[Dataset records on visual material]
-- BEGIN --

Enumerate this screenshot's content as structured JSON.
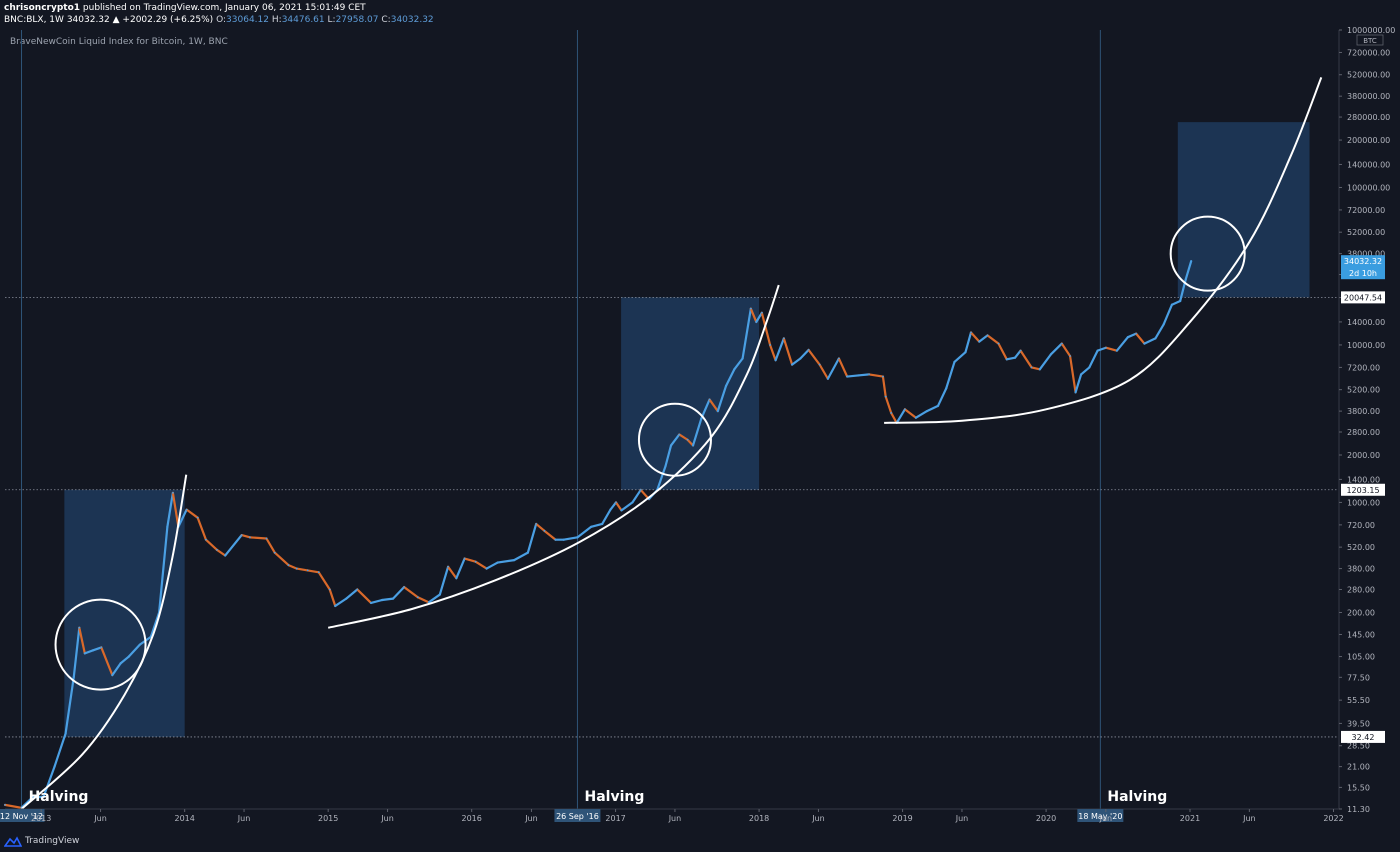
{
  "header": {
    "author": "chrisoncrypto1",
    "published_text": "published on TradingView.com, January 06, 2021 15:01:49 CET",
    "symbol": "BNC:BLX, 1W",
    "last_price": "34032.32",
    "change": "▲ +2002.29 (+6.25%)",
    "open_label": "O:",
    "open": "33064.12",
    "high_label": "H:",
    "high": "34476.61",
    "low_label": "L:",
    "low": "27958.07",
    "close_label": "C:",
    "close": "34032.32"
  },
  "legend": "BraveNewCoin Liquid Index for Bitcoin, 1W, BNC",
  "footer": {
    "brand": "TradingView"
  },
  "colors": {
    "background": "#131722",
    "up": "#4a9fe3",
    "down": "#d9692a",
    "box": "#1e3a5c",
    "label_bg": "#2f5478",
    "current_price_bg": "#3a9de0"
  },
  "chart_data": {
    "type": "line",
    "scale": "log",
    "ylim": [
      11.3,
      1000000
    ],
    "xlim": [
      "2012-10-01",
      "2022-01-15"
    ],
    "currency": "BTC",
    "y_ticks": [
      "1000000.00",
      "720000.00",
      "520000.00",
      "380000.00",
      "280000.00",
      "200000.00",
      "140000.00",
      "100000.00",
      "72000.00",
      "52000.00",
      "38000.00",
      "28000.00",
      "20000.00",
      "14000.00",
      "10000.00",
      "7200.00",
      "5200.00",
      "3800.00",
      "2800.00",
      "2000.00",
      "1400.00",
      "1000.00",
      "720.00",
      "520.00",
      "380.00",
      "280.00",
      "200.00",
      "145.00",
      "105.00",
      "77.50",
      "55.50",
      "39.50",
      "28.50",
      "21.00",
      "15.50",
      "11.30"
    ],
    "x_ticks": [
      {
        "label": "2013",
        "date": "2013-01-01"
      },
      {
        "label": "Jun",
        "date": "2013-06-01"
      },
      {
        "label": "2014",
        "date": "2014-01-01"
      },
      {
        "label": "Jun",
        "date": "2014-06-01"
      },
      {
        "label": "2015",
        "date": "2015-01-01"
      },
      {
        "label": "Jun",
        "date": "2015-06-01"
      },
      {
        "label": "2016",
        "date": "2016-01-01"
      },
      {
        "label": "Jun",
        "date": "2016-06-01"
      },
      {
        "label": "2017",
        "date": "2017-01-01"
      },
      {
        "label": "Jun",
        "date": "2017-06-01"
      },
      {
        "label": "2018",
        "date": "2018-01-01"
      },
      {
        "label": "Jun",
        "date": "2018-06-01"
      },
      {
        "label": "2019",
        "date": "2019-01-01"
      },
      {
        "label": "Jun",
        "date": "2019-06-01"
      },
      {
        "label": "2020",
        "date": "2020-01-01"
      },
      {
        "label": "Jun",
        "date": "2020-06-01"
      },
      {
        "label": "2021",
        "date": "2021-01-01"
      },
      {
        "label": "Jun",
        "date": "2021-06-01"
      },
      {
        "label": "2022",
        "date": "2022-01-01"
      }
    ],
    "halvings": [
      {
        "date": "2012-11-12",
        "label": "12 Nov '12",
        "text": "Halving"
      },
      {
        "date": "2016-09-26",
        "label": "26 Sep '16",
        "text": "Halving"
      },
      {
        "date": "2020-05-18",
        "label": "18 May '20",
        "text": "Halving"
      }
    ],
    "price_lines": [
      {
        "value": 20047.54,
        "label": "20047.54"
      },
      {
        "value": 1203.15,
        "label": "1203.15"
      },
      {
        "value": 32.42,
        "label": "32.42"
      }
    ],
    "current_price": {
      "value": 34032.32,
      "label": "34032.32",
      "countdown": "2d 10h"
    },
    "boxes": [
      {
        "x0": "2013-03-01",
        "x1": "2014-01-01",
        "y0": 32.42,
        "y1": 1203.15
      },
      {
        "x0": "2017-01-15",
        "x1": "2018-01-01",
        "y0": 1203.15,
        "y1": 20047.54
      },
      {
        "x0": "2020-12-01",
        "x1": "2021-11-01",
        "y0": 20047.54,
        "y1": 260000
      }
    ],
    "circles": [
      {
        "date": "2013-06-01",
        "value": 125
      },
      {
        "date": "2017-06-01",
        "value": 2500
      },
      {
        "date": "2021-02-15",
        "value": 38000
      }
    ],
    "series": [
      {
        "values": [
          [
            "2012-10-01",
            12
          ],
          [
            "2012-11-12",
            11.5
          ],
          [
            "2012-12-10",
            13.4
          ],
          [
            "2013-01-07",
            13.5
          ],
          [
            "2013-02-04",
            21
          ],
          [
            "2013-03-04",
            34
          ],
          [
            "2013-03-25",
            78
          ],
          [
            "2013-04-08",
            160
          ],
          [
            "2013-04-22",
            110
          ],
          [
            "2013-05-13",
            115
          ],
          [
            "2013-06-03",
            120
          ],
          [
            "2013-07-01",
            80
          ],
          [
            "2013-07-22",
            95
          ],
          [
            "2013-08-12",
            105
          ],
          [
            "2013-09-09",
            125
          ],
          [
            "2013-10-07",
            140
          ],
          [
            "2013-10-28",
            200
          ],
          [
            "2013-11-18",
            700
          ],
          [
            "2013-12-02",
            1150
          ],
          [
            "2013-12-16",
            700
          ],
          [
            "2014-01-06",
            900
          ],
          [
            "2014-02-03",
            800
          ],
          [
            "2014-02-24",
            580
          ],
          [
            "2014-03-24",
            500
          ],
          [
            "2014-04-14",
            460
          ],
          [
            "2014-05-26",
            620
          ],
          [
            "2014-06-16",
            600
          ],
          [
            "2014-07-28",
            590
          ],
          [
            "2014-08-18",
            480
          ],
          [
            "2014-09-22",
            400
          ],
          [
            "2014-10-13",
            380
          ],
          [
            "2014-11-10",
            370
          ],
          [
            "2014-12-08",
            360
          ],
          [
            "2015-01-05",
            280
          ],
          [
            "2015-01-19",
            220
          ],
          [
            "2015-02-16",
            245
          ],
          [
            "2015-03-16",
            280
          ],
          [
            "2015-04-20",
            230
          ],
          [
            "2015-05-18",
            240
          ],
          [
            "2015-06-15",
            245
          ],
          [
            "2015-07-13",
            290
          ],
          [
            "2015-08-17",
            250
          ],
          [
            "2015-09-14",
            232
          ],
          [
            "2015-10-12",
            260
          ],
          [
            "2015-11-02",
            390
          ],
          [
            "2015-11-23",
            330
          ],
          [
            "2015-12-14",
            440
          ],
          [
            "2016-01-11",
            420
          ],
          [
            "2016-02-08",
            380
          ],
          [
            "2016-03-07",
            415
          ],
          [
            "2016-04-18",
            430
          ],
          [
            "2016-05-23",
            480
          ],
          [
            "2016-06-13",
            730
          ],
          [
            "2016-07-04",
            660
          ],
          [
            "2016-08-01",
            580
          ],
          [
            "2016-08-22",
            580
          ],
          [
            "2016-09-26",
            600
          ],
          [
            "2016-10-31",
            700
          ],
          [
            "2016-11-28",
            730
          ],
          [
            "2016-12-19",
            900
          ],
          [
            "2017-01-02",
            1000
          ],
          [
            "2017-01-16",
            890
          ],
          [
            "2017-02-13",
            1000
          ],
          [
            "2017-03-06",
            1200
          ],
          [
            "2017-03-27",
            1050
          ],
          [
            "2017-04-17",
            1200
          ],
          [
            "2017-05-08",
            1700
          ],
          [
            "2017-05-22",
            2300
          ],
          [
            "2017-06-12",
            2700
          ],
          [
            "2017-07-03",
            2500
          ],
          [
            "2017-07-17",
            2300
          ],
          [
            "2017-08-07",
            3400
          ],
          [
            "2017-08-28",
            4500
          ],
          [
            "2017-09-18",
            3800
          ],
          [
            "2017-10-09",
            5500
          ],
          [
            "2017-10-30",
            7000
          ],
          [
            "2017-11-20",
            8200
          ],
          [
            "2017-12-11",
            17000
          ],
          [
            "2017-12-25",
            14000
          ],
          [
            "2018-01-08",
            16000
          ],
          [
            "2018-01-29",
            10000
          ],
          [
            "2018-02-12",
            8000
          ],
          [
            "2018-03-05",
            11000
          ],
          [
            "2018-03-26",
            7500
          ],
          [
            "2018-04-16",
            8200
          ],
          [
            "2018-05-07",
            9300
          ],
          [
            "2018-06-04",
            7500
          ],
          [
            "2018-06-25",
            6100
          ],
          [
            "2018-07-23",
            8200
          ],
          [
            "2018-08-13",
            6300
          ],
          [
            "2018-09-10",
            6400
          ],
          [
            "2018-10-08",
            6500
          ],
          [
            "2018-11-12",
            6300
          ],
          [
            "2018-11-19",
            4700
          ],
          [
            "2018-12-03",
            3700
          ],
          [
            "2018-12-17",
            3200
          ],
          [
            "2019-01-07",
            3900
          ],
          [
            "2019-02-04",
            3450
          ],
          [
            "2019-03-04",
            3800
          ],
          [
            "2019-04-01",
            4100
          ],
          [
            "2019-04-22",
            5300
          ],
          [
            "2019-05-13",
            7800
          ],
          [
            "2019-06-10",
            9000
          ],
          [
            "2019-06-24",
            12000
          ],
          [
            "2019-07-15",
            10500
          ],
          [
            "2019-08-05",
            11500
          ],
          [
            "2019-09-02",
            10200
          ],
          [
            "2019-09-23",
            8100
          ],
          [
            "2019-10-14",
            8300
          ],
          [
            "2019-10-28",
            9200
          ],
          [
            "2019-11-25",
            7200
          ],
          [
            "2019-12-16",
            7000
          ],
          [
            "2020-01-13",
            8700
          ],
          [
            "2020-02-10",
            10200
          ],
          [
            "2020-03-02",
            8500
          ],
          [
            "2020-03-16",
            5000
          ],
          [
            "2020-03-30",
            6500
          ],
          [
            "2020-04-20",
            7200
          ],
          [
            "2020-05-11",
            9200
          ],
          [
            "2020-06-01",
            9600
          ],
          [
            "2020-06-29",
            9200
          ],
          [
            "2020-07-27",
            11200
          ],
          [
            "2020-08-17",
            11800
          ],
          [
            "2020-09-07",
            10200
          ],
          [
            "2020-10-05",
            11000
          ],
          [
            "2020-10-26",
            13500
          ],
          [
            "2020-11-16",
            18000
          ],
          [
            "2020-12-07",
            19000
          ],
          [
            "2020-12-21",
            26000
          ],
          [
            "2021-01-04",
            34032.32
          ]
        ]
      }
    ],
    "curves": [
      {
        "points": [
          [
            "2012-11-12",
            11.3
          ],
          [
            "2013-04-15",
            25
          ],
          [
            "2013-08-01",
            60
          ],
          [
            "2013-10-15",
            150
          ],
          [
            "2013-12-01",
            450
          ],
          [
            "2014-01-05",
            1500
          ]
        ]
      },
      {
        "points": [
          [
            "2015-01-01",
            160
          ],
          [
            "2015-08-01",
            210
          ],
          [
            "2016-03-01",
            320
          ],
          [
            "2016-10-01",
            560
          ],
          [
            "2017-04-01",
            1100
          ],
          [
            "2017-09-01",
            2600
          ],
          [
            "2017-12-01",
            6500
          ],
          [
            "2018-01-20",
            14000
          ],
          [
            "2018-02-20",
            24000
          ]
        ]
      },
      {
        "points": [
          [
            "2018-11-15",
            3200
          ],
          [
            "2019-06-01",
            3300
          ],
          [
            "2020-01-01",
            3900
          ],
          [
            "2020-08-01",
            6000
          ],
          [
            "2021-01-01",
            14000
          ],
          [
            "2021-06-01",
            45000
          ],
          [
            "2021-09-15",
            160000
          ],
          [
            "2021-12-01",
            500000
          ]
        ]
      }
    ]
  }
}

-- END --

*Task objective:*
Go through the data above and find the lines with the word "TradingView". Copy each of those lines.

*Output of the task:*
    "published_text": "published on TradingView.com, January 06, 2021 15:01:49 CET",
    "brand": "TradingView"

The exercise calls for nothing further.